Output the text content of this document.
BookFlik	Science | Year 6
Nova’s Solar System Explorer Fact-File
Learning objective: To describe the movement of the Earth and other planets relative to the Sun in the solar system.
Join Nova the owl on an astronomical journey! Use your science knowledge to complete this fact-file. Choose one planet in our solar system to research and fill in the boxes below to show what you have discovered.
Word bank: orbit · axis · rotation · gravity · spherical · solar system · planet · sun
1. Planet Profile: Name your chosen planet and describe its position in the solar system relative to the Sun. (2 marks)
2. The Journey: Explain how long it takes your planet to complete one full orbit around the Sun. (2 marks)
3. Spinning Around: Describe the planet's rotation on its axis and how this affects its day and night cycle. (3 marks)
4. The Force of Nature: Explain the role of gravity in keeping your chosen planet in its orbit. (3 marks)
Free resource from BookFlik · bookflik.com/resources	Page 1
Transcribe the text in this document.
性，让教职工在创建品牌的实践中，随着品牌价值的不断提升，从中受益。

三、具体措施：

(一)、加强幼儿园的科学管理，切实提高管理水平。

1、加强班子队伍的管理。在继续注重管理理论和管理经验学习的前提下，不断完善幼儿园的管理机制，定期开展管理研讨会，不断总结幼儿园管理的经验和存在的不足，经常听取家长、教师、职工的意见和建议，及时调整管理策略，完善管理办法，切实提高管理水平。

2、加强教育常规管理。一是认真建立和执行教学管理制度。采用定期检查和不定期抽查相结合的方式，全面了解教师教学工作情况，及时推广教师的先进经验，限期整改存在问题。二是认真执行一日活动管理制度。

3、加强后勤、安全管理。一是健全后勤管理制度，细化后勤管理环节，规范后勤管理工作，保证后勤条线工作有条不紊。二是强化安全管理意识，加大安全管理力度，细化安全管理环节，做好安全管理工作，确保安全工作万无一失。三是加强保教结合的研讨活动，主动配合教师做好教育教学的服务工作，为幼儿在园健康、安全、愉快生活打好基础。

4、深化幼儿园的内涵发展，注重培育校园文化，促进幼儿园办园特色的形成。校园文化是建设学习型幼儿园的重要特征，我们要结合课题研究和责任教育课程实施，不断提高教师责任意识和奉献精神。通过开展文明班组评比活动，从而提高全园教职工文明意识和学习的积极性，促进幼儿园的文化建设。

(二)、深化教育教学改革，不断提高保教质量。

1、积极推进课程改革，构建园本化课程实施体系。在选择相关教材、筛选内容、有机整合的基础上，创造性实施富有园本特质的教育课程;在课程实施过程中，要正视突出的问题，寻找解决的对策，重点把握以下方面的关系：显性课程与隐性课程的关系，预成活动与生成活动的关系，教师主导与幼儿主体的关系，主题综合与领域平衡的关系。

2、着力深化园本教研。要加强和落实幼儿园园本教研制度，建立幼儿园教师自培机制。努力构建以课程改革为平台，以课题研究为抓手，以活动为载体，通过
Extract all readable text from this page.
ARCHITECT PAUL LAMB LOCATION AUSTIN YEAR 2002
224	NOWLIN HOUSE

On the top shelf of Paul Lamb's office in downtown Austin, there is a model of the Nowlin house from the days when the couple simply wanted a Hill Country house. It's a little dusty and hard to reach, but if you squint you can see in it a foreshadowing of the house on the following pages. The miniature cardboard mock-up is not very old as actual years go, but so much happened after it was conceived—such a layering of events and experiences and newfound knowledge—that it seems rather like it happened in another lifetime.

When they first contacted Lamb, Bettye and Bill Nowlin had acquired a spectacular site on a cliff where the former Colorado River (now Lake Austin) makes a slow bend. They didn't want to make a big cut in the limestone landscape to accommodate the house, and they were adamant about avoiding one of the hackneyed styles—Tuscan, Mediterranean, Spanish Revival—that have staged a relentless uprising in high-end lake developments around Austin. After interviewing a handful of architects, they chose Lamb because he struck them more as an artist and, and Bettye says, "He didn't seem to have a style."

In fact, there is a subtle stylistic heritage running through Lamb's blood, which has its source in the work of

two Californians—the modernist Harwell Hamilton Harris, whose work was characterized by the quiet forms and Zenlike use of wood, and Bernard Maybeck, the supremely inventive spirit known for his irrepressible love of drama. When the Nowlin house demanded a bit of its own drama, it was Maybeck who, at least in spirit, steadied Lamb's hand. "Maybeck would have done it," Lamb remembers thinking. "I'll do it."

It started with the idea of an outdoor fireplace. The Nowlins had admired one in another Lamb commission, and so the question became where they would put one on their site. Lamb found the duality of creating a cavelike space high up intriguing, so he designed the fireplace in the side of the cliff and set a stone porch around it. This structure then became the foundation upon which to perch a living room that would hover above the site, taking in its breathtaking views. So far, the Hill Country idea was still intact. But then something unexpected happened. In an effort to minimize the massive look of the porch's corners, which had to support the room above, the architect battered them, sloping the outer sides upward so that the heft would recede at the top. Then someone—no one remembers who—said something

* _Task details_
Copy out the lines that hold "orbit".

* _Correct result_
Word bank: orbit · axis · rotation · gravity · spherical · solar system · planet · sun
2. The Journey: Explain how long it takes your planet to complete one full orbit around the Sun. (2 marks)
4. The Force of Nature: Explain the role of gravity in keeping your chosen planet in its orbit. (3 marks)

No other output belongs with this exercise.